-- Records shown start --

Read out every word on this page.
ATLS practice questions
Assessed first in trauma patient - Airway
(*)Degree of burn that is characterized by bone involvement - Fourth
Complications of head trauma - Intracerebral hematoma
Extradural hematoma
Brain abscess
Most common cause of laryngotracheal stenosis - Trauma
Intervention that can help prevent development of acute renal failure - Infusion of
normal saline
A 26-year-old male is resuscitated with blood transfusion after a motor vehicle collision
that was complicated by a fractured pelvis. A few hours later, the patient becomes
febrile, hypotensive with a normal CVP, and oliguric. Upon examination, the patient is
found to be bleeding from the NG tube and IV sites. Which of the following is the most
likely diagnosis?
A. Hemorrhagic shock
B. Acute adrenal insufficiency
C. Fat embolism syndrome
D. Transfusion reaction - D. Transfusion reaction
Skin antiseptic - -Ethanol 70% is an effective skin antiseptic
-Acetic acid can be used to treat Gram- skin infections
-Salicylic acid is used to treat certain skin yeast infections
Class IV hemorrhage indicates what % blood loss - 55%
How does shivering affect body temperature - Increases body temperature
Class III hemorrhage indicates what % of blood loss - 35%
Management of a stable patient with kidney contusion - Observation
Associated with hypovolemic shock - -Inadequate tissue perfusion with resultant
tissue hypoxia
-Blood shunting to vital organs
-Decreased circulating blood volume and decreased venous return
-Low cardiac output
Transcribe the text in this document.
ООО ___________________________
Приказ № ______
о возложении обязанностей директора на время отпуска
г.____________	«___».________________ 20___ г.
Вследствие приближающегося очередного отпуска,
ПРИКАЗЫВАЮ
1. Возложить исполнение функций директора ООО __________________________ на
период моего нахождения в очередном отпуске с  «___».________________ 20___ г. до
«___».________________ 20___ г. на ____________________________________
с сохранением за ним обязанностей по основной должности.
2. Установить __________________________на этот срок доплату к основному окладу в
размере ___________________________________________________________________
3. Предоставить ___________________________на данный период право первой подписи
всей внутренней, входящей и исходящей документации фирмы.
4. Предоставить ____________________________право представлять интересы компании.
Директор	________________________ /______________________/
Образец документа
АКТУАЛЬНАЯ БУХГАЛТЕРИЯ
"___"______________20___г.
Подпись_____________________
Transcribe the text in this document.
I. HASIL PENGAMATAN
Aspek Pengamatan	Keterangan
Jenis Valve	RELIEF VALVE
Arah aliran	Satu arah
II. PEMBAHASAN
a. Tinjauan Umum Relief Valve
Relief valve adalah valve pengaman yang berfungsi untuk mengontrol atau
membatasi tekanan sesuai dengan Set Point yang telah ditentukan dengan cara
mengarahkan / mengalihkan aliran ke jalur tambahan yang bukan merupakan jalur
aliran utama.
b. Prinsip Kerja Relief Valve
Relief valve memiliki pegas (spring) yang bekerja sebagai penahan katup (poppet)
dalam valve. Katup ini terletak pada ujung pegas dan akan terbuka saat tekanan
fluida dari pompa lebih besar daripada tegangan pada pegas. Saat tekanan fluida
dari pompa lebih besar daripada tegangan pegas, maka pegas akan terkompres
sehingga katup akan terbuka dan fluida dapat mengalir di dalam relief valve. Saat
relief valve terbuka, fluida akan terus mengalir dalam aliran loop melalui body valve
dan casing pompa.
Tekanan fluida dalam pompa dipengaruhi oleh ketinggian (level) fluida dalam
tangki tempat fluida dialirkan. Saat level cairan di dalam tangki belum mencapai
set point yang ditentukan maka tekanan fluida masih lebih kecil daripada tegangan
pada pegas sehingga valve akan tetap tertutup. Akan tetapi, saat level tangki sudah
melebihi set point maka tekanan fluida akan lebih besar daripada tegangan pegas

-- Records shown end --

### Task objective
Go through the entries above and pull out each line with "what" in it.

### Result of the task
Class IV hemorrhage indicates what % blood loss - 55%
Class III hemorrhage indicates what % of blood loss - 35%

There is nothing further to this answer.